From the listing that follows, extract every line and set it down unaltered.

● ● ● ● ● ● ●

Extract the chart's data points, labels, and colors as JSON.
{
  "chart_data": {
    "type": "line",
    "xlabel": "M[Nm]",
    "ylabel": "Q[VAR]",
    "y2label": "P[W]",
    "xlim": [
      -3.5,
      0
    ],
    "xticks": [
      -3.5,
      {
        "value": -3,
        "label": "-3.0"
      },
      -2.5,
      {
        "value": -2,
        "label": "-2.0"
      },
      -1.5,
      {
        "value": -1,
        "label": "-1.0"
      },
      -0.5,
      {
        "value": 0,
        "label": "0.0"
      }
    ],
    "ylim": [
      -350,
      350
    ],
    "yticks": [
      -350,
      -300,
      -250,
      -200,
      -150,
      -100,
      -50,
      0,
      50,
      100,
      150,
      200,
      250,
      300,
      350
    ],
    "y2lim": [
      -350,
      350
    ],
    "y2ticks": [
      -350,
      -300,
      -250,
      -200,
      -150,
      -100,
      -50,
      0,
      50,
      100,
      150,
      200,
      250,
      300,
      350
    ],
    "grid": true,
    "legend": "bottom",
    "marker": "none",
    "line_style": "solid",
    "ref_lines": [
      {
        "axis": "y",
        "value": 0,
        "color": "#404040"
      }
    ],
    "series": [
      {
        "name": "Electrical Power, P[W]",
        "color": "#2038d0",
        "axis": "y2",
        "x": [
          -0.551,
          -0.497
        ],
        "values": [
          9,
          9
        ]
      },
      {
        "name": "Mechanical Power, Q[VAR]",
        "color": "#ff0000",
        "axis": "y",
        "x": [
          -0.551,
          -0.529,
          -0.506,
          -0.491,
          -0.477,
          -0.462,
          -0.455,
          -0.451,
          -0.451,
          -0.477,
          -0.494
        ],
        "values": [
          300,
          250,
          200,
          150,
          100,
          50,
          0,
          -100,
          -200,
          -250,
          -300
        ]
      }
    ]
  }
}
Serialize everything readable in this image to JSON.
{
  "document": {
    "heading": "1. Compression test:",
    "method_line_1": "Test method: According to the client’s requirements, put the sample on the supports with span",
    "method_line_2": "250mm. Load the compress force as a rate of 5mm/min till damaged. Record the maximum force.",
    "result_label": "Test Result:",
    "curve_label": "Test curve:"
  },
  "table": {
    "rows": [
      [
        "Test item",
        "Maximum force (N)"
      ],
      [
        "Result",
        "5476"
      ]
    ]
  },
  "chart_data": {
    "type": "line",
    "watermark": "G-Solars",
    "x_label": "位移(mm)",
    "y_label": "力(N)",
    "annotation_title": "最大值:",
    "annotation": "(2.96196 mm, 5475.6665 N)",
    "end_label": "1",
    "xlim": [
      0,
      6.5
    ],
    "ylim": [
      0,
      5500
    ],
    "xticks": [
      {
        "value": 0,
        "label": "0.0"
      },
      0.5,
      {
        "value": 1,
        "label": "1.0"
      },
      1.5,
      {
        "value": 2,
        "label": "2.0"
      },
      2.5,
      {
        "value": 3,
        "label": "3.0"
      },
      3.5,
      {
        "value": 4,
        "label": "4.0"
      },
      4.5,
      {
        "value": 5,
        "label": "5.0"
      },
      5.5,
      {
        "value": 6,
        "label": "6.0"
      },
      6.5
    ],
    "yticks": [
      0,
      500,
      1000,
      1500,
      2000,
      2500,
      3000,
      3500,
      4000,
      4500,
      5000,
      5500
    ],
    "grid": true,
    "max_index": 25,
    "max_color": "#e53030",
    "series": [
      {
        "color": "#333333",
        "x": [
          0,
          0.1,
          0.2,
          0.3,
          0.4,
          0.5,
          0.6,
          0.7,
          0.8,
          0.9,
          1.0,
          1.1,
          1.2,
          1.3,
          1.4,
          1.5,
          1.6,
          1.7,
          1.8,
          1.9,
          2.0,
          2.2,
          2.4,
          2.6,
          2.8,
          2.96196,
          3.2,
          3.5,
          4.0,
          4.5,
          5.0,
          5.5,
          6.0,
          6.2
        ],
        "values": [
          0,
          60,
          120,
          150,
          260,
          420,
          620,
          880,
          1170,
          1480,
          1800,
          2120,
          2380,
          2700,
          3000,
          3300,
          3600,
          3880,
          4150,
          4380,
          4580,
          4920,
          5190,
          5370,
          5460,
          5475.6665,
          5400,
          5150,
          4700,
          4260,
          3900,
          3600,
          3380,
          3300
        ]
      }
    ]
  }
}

● ● ● ● ● ● ●

→ **Output**
Extract the chart's data points, labels, and colors as JSON.
{
  "chart_data": {
    "type": "line",
    "xlabel": "M[Nm]",
    "ylabel": "Q[VAR]",
    "y2label": "P[W]",
    "xlim": [
      -3.5,
      0
    ],
    "xticks": [
      -3.5,
      {
        "value": -3,
        "label": "-3.0"
      },
      -2.5,
      {
        "value": -2,
        "label": "-2.0"
      },
      -1.5,
      {
        "value": -1,
        "label": "-1.0"
      },
      -0.5,
      {
        "value": 0,
        "label": "0.0"
      }
    ],
    "ylim": [
      -350,
      350
    ],
    "yticks": [
      -350,
      -300,
      -250,
      -200,
      -150,
      -100,
      -50,
      0,
      50,
      100,
      150,
      200,
      250,
      300,
      350
    ],
    "y2lim": [
      -350,
      350
    ],
    "y2ticks": [
      -350,
      -300,
      -250,
      -200,
      -150,
      -100,
      -50,
      0,
      50,
      100,
      150,
      200,
      250,
      300,
      350
    ],
    "grid": true,
    "legend": "bottom",
    "marker": "none",
    "line_style": "solid",
    "ref_lines": [
      {
        "axis": "y",
        "value": 0,
        "color": "#404040"
      }
    ],
    "series": [
      {
        "name": "Electrical Power, P[W]",
        "color": "#2038d0",
        "axis": "y2",
        "x": [
          -0.551,
          -0.497
        ],
        "values": [
          9,
          9
        ]
      },
      {
        "name": "Mechanical Power, Q[VAR]",
        "color": "#ff0000",
        "axis": "y",
        "x": [
          -0.551,
          -0.529,
          -0.506,
          -0.491,
          -0.477,
          -0.462,
          -0.455,
          -0.451,
          -0.451,
          -0.477,
          -0.494
        ],
        "values": [
          300,
          250,
          200,
          150,
          100,
          50,
          0,
          -100,
          -200,
          -250,
          -300
        ]
      }
    ]
  }
}
Serialize everything readable in this image to JSON.
{
  "document": {
    "heading": "1. Compression test:",
    "method_line_1": "Test method: According to the client’s requirements, put the sample on the supports with span",
    "method_line_2": "250mm. Load the compress force as a rate of 5mm/min till damaged. Record the maximum force.",
    "result_label": "Test Result:",
    "curve_label": "Test curve:"
  },
  "table": {
    "rows": [
      [
        "Test item",
        "Maximum force (N)"
      ],
      [
        "Result",
        "5476"
      ]
    ]
  },
  "chart_data": {
    "type": "line",
    "watermark": "G-Solars",
    "x_label": "位移(mm)",
    "y_label": "力(N)",
    "annotation_title": "最大值:",
    "annotation": "(2.96196 mm, 5475.6665 N)",
    "end_label": "1",
    "xlim": [
      0,
      6.5
    ],
    "ylim": [
      0,
      5500
    ],
    "xticks": [
      {
        "value": 0,
        "label": "0.0"
      },
      0.5,
      {
        "value": 1,
        "label": "1.0"
      },
      1.5,
      {
        "value": 2,
        "label": "2.0"
      },
      2.5,
      {
        "value": 3,
        "label": "3.0"
      },
      3.5,
      {
        "value": 4,
        "label": "4.0"
      },
      4.5,
      {
        "value": 5,
        "label": "5.0"
      },
      5.5,
      {
        "value": 6,
        "label": "6.0"
      },
      6.5
    ],
    "yticks": [
      0,
      500,
      1000,
      1500,
      2000,
      2500,
      3000,
      3500,
      4000,
      4500,
      5000,
      5500
    ],
    "grid": true,
    "max_index": 25,
    "max_color": "#e53030",
    "series": [
      {
        "color": "#333333",
        "x": [
          0,
          0.1,
          0.2,
          0.3,
          0.4,
          0.5,
          0.6,
          0.7,
          0.8,
          0.9,
          1.0,
          1.1,
          1.2,
          1.3,
          1.4,
          1.5,
          1.6,
          1.7,
          1.8,
          1.9,
          2.0,
          2.2,
          2.4,
          2.6,
          2.8,
          2.96196,
          3.2,
          3.5,
          4.0,
          4.5,
          5.0,
          5.5,
          6.0,
          6.2
        ],
        "values": [
          0,
          60,
          120,
          150,
          260,
          420,
          620,
          880,
          1170,
          1480,
          1800,
          2120,
          2380,
          2700,
          3000,
          3300,
          3600,
          3880,
          4150,
          4380,
          4580,
          4920,
          5190,
          5370,
          5460,
          5475.6665,
          5400,
          5150,
          4700,
          4260,
          3900,
          3600,
          3380,
          3300
        ]
      }
    ]
  }
}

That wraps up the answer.